What to produce → From the entries below, copy out every line with "this" in it.

[Dataset items]
----------------

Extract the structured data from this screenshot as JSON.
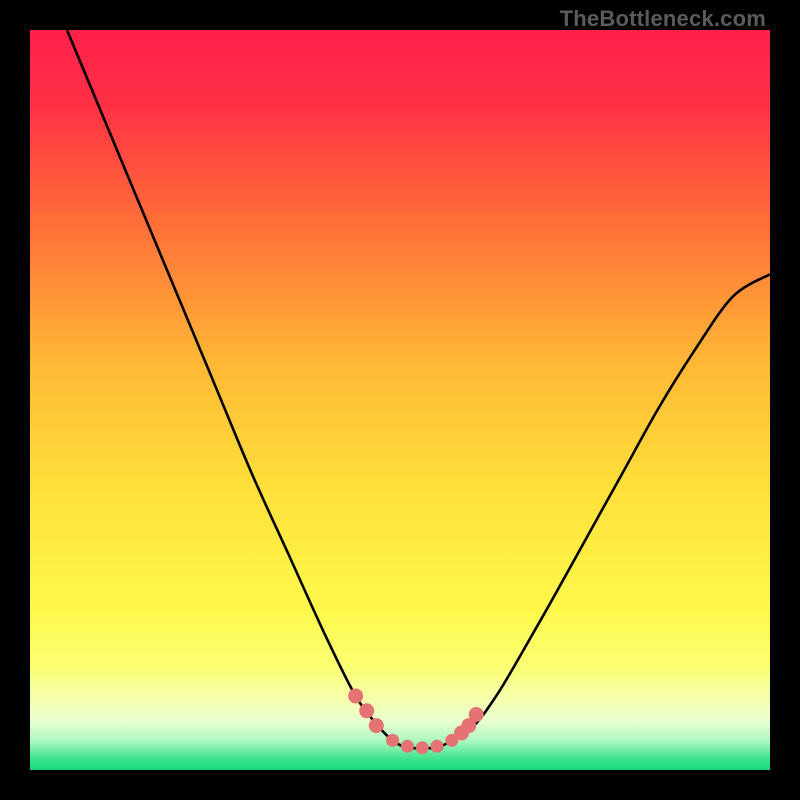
{
  "watermark": "TheBottleneck.com",
  "colors": {
    "frame": "#000000",
    "curve": "#000000",
    "marker": "#e57373",
    "gradient_stops": [
      {
        "offset": 0.0,
        "color": "#ff1f4b"
      },
      {
        "offset": 0.1,
        "color": "#ff3045"
      },
      {
        "offset": 0.25,
        "color": "#ff6a39"
      },
      {
        "offset": 0.45,
        "color": "#ffb836"
      },
      {
        "offset": 0.62,
        "color": "#ffe03a"
      },
      {
        "offset": 0.78,
        "color": "#fff84a"
      },
      {
        "offset": 0.86,
        "color": "#fbff72"
      },
      {
        "offset": 0.905,
        "color": "#f6ffae"
      },
      {
        "offset": 0.935,
        "color": "#e8ffd2"
      },
      {
        "offset": 0.96,
        "color": "#aef7c0"
      },
      {
        "offset": 0.985,
        "color": "#3de48e"
      },
      {
        "offset": 1.0,
        "color": "#15d87a"
      }
    ]
  },
  "chart_data": {
    "type": "line",
    "title": "",
    "xlabel": "",
    "ylabel": "",
    "xlim": [
      0,
      100
    ],
    "ylim": [
      0,
      100
    ],
    "series": [
      {
        "name": "bottleneck-curve",
        "x": [
          5,
          10,
          15,
          20,
          25,
          30,
          35,
          40,
          44,
          47,
          49,
          51,
          53,
          55,
          57,
          60,
          63,
          66,
          70,
          75,
          80,
          85,
          90,
          95,
          100
        ],
        "y": [
          100,
          88,
          76,
          64,
          52,
          40,
          29,
          18,
          10,
          6,
          4,
          3,
          3,
          3,
          4,
          6,
          10,
          15,
          22,
          31,
          40,
          49,
          57,
          64,
          67
        ]
      }
    ],
    "markers": {
      "name": "highlight-points",
      "x": [
        44.0,
        45.5,
        46.8,
        49.0,
        51.0,
        53.0,
        55.0,
        57.0,
        58.3,
        59.3,
        60.3
      ],
      "y": [
        10.0,
        8.0,
        6.0,
        4.0,
        3.2,
        3.0,
        3.2,
        4.0,
        5.0,
        6.0,
        7.5
      ]
    }
  }
}
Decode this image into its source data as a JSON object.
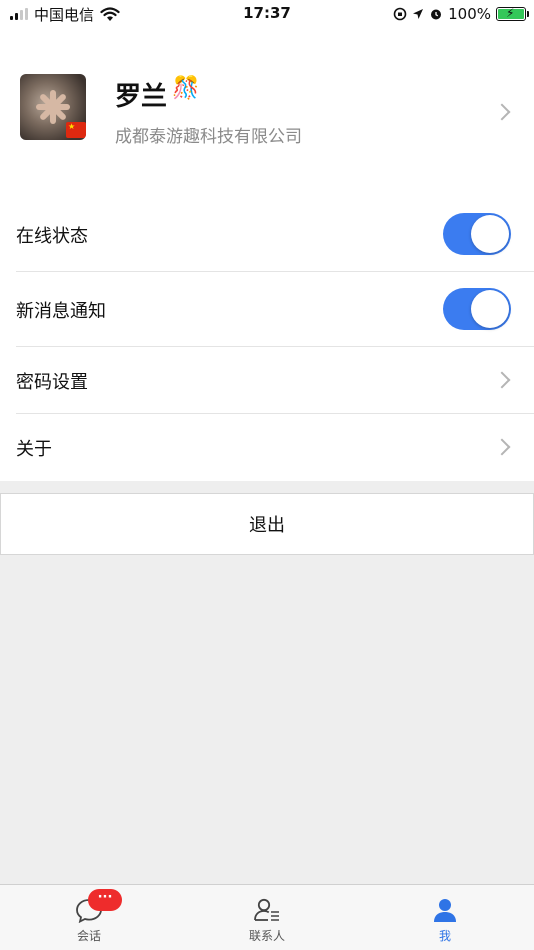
{
  "status_bar": {
    "carrier": "中国电信",
    "time": "17:37",
    "battery": "100%"
  },
  "profile": {
    "name": "罗兰",
    "company": "成都泰游趣科技有限公司"
  },
  "settings": [
    {
      "label": "在线状态",
      "toggle": true
    },
    {
      "label": "新消息通知",
      "toggle": true
    },
    {
      "label": "密码设置"
    },
    {
      "label": "关于"
    }
  ],
  "logout_label": "退出",
  "tabs": [
    {
      "label": "会话",
      "badge": "···"
    },
    {
      "label": "联系人"
    },
    {
      "label": "我",
      "active": true
    }
  ],
  "colors": {
    "accent": "#3b7cf0",
    "badge": "#ee2c2c",
    "background": "#eeeeee"
  }
}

----------------

Correct output →
Extract the structured data from this screenshot as JSON.
Decode this image into its source data as a JSON object.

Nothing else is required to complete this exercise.